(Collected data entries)
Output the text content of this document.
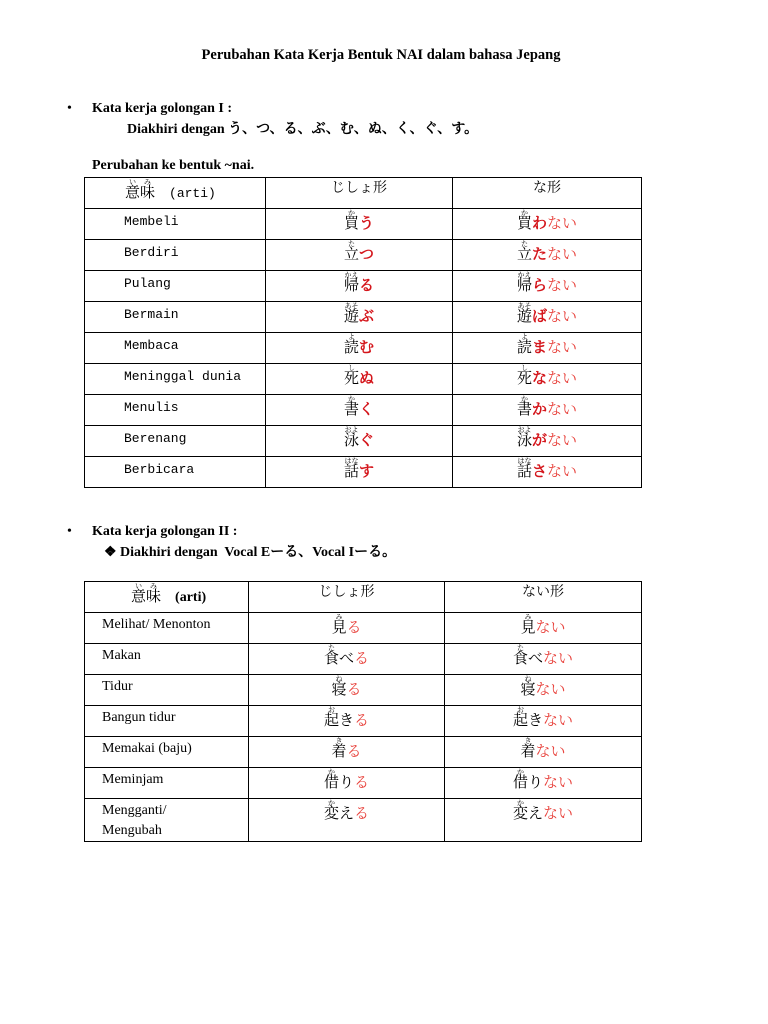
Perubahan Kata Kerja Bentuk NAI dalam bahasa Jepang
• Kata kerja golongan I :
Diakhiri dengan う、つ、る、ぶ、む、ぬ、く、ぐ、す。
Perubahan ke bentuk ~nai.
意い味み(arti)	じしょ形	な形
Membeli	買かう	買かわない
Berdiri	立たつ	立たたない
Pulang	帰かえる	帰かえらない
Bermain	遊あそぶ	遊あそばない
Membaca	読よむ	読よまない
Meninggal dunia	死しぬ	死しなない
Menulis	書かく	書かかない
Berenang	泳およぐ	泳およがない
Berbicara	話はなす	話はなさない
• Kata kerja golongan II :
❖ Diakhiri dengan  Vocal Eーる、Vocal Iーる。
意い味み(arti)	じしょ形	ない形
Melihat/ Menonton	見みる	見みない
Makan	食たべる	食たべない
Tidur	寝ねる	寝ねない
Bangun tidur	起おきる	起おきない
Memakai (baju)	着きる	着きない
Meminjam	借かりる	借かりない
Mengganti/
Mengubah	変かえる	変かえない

**Short exercise**
Leave every image out, and retype the material exactly.

**Result for this exercise**
Output the text content of this document.
Perubahan Kata Kerja Bentuk NAI dalam bahasa Jepang
• Kata kerja golongan I :
Diakhiri dengan う、つ、る、ぶ、む、ぬ、く、ぐ、す。
Perubahan ke bentuk ~nai.
意い味み(arti)	じしょ形	な形
Membeli	買かう	買かわない
Berdiri	立たつ	立たたない
Pulang	帰かえる	帰かえらない
Bermain	遊あそぶ	遊あそばない
Membaca	読よむ	読よまない
Meninggal dunia	死しぬ	死しなない
Menulis	書かく	書かかない
Berenang	泳およぐ	泳およがない
Berbicara	話はなす	話はなさない
• Kata kerja golongan II :
❖ Diakhiri dengan  Vocal Eーる、Vocal Iーる。
意い味み(arti)	じしょ形	ない形
Melihat/ Menonton	見みる	見みない
Makan	食たべる	食たべない
Tidur	寝ねる	寝ねない
Bangun tidur	起おきる	起おきない
Memakai (baju)	着きる	着きない
Meminjam	借かりる	借かりない
Mengganti/
Mengubah	変かえる	変かえない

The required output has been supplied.